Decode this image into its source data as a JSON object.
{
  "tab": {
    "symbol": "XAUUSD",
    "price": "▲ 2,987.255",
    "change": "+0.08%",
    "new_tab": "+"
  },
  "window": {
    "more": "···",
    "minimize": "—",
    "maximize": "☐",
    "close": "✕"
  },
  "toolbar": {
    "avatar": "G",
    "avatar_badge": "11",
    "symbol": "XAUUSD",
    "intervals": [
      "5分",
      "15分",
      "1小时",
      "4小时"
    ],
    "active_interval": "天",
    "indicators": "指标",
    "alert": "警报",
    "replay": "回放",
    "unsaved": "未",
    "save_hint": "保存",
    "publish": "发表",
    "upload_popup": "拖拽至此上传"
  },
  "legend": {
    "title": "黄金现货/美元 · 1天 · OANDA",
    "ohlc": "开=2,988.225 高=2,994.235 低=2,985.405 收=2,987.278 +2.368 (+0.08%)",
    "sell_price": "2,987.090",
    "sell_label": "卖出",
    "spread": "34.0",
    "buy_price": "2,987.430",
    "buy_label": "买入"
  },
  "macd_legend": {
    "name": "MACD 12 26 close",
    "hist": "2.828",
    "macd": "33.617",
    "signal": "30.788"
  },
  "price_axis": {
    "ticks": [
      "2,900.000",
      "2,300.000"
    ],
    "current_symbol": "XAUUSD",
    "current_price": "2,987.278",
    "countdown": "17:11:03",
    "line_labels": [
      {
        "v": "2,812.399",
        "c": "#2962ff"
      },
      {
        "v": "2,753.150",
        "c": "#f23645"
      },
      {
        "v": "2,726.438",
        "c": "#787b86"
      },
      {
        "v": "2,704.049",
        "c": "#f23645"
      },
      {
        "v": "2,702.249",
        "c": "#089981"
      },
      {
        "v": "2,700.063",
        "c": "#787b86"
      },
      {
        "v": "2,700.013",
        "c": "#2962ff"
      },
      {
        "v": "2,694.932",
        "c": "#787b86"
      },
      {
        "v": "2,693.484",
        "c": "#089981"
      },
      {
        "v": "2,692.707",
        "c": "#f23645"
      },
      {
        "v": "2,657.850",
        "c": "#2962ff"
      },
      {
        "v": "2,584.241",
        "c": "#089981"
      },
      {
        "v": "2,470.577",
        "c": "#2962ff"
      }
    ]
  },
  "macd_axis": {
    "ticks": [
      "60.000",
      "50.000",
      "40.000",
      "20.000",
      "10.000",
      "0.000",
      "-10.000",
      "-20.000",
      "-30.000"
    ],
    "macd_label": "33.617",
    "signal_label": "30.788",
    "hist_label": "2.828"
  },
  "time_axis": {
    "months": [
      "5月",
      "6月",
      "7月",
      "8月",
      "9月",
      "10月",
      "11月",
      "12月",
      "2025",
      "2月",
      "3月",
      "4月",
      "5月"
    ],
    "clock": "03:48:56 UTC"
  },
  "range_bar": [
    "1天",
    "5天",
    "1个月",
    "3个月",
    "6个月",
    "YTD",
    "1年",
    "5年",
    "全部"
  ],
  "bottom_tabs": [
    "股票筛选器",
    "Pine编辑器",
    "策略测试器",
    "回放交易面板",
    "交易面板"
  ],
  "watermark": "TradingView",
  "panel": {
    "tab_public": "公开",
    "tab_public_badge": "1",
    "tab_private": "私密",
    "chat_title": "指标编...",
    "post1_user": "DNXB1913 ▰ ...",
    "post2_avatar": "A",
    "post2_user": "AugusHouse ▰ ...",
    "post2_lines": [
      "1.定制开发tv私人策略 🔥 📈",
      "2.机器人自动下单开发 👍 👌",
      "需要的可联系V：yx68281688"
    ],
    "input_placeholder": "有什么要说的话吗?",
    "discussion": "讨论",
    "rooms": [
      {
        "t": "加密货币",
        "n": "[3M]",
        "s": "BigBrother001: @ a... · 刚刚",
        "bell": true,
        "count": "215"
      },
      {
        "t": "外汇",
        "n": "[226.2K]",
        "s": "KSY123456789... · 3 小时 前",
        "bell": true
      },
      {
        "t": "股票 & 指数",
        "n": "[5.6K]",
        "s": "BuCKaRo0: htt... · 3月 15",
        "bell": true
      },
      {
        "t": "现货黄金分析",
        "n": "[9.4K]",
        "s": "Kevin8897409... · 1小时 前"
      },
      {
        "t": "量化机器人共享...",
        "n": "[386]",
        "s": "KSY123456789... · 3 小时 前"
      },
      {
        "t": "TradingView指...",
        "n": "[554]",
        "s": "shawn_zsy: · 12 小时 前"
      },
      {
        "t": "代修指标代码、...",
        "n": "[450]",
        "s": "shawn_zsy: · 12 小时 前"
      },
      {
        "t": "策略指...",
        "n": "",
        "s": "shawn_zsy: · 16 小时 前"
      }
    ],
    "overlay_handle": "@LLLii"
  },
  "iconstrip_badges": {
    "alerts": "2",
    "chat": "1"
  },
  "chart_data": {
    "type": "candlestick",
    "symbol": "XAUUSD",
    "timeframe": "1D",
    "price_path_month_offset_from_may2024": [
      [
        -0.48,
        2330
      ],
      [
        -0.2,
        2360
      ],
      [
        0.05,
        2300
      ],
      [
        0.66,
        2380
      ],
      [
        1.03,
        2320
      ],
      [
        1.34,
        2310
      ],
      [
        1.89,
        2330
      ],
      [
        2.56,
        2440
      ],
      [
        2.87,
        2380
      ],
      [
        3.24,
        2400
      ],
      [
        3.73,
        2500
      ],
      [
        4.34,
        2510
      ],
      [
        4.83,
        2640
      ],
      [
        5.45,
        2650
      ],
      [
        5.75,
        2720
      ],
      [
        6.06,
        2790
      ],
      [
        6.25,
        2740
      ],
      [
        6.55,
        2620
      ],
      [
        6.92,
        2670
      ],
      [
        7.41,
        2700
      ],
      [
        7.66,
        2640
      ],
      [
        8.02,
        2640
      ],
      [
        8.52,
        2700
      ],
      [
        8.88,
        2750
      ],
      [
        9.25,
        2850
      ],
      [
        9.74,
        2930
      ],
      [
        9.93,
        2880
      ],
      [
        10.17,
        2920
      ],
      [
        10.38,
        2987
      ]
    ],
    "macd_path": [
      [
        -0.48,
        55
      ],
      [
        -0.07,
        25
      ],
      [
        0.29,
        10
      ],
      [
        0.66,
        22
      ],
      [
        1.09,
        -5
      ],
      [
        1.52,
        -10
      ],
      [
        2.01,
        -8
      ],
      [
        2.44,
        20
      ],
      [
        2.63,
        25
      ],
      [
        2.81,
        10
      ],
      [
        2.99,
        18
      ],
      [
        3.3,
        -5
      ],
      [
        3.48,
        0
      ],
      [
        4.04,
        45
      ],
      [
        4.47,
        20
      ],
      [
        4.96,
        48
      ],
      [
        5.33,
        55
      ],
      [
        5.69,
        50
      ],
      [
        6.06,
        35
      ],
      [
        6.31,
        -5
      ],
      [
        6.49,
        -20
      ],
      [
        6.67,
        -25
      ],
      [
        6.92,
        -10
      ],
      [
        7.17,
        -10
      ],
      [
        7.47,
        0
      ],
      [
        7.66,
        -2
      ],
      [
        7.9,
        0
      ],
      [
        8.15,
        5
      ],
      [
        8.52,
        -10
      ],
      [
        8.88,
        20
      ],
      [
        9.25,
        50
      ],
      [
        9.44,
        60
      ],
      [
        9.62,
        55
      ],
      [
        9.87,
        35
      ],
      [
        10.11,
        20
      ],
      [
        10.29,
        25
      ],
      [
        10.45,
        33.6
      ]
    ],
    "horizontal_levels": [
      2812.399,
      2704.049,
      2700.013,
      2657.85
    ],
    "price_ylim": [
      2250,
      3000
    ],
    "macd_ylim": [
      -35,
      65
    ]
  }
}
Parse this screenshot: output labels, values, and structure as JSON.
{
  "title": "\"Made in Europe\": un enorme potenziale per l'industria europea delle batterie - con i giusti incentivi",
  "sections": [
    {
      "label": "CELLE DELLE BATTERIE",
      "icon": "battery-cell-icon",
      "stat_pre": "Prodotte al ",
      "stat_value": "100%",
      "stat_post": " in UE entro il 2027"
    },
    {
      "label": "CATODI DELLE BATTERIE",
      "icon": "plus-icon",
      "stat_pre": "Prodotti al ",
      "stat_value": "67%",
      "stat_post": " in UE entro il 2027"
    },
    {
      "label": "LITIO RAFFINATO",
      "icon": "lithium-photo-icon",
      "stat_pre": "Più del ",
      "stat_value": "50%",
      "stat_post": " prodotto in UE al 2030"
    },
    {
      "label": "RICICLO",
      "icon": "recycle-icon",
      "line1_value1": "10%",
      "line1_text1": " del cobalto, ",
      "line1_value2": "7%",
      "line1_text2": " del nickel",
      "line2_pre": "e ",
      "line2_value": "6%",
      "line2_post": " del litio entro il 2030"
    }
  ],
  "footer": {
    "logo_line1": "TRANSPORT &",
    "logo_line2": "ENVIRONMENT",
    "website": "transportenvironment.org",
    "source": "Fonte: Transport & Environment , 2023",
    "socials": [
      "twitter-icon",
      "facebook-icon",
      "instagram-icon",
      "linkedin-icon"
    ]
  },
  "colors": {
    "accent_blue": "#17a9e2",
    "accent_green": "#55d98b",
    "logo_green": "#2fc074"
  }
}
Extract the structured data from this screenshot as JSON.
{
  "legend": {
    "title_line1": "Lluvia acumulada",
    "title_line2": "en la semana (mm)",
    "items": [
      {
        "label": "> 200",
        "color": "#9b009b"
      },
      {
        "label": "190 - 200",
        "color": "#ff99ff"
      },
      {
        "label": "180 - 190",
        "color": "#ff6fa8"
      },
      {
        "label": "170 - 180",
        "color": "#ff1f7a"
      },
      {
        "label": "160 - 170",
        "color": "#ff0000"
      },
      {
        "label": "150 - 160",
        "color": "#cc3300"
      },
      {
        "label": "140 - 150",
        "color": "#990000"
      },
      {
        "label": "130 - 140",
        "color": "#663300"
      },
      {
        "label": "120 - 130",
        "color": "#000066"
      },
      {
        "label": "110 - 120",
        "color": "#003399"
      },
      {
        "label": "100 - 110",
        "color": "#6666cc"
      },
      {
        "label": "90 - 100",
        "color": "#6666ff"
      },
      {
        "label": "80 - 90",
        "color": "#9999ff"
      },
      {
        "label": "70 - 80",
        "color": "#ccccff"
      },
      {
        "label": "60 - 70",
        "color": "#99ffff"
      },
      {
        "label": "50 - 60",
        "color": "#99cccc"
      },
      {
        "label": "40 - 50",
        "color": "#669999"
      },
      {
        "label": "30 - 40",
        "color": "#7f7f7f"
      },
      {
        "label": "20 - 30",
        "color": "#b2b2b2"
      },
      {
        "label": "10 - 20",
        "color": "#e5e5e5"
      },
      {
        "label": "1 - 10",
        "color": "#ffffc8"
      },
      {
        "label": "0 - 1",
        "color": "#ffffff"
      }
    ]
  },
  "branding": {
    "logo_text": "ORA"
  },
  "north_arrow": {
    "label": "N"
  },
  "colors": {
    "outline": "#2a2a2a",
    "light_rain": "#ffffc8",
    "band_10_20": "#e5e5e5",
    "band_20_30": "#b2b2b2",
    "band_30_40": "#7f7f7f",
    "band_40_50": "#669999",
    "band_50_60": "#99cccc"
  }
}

---+---

- **What you are asked to do**
Your answer should be a single number: the count of lines in the entries that contain the word "screenshot".

- **Correct response**
2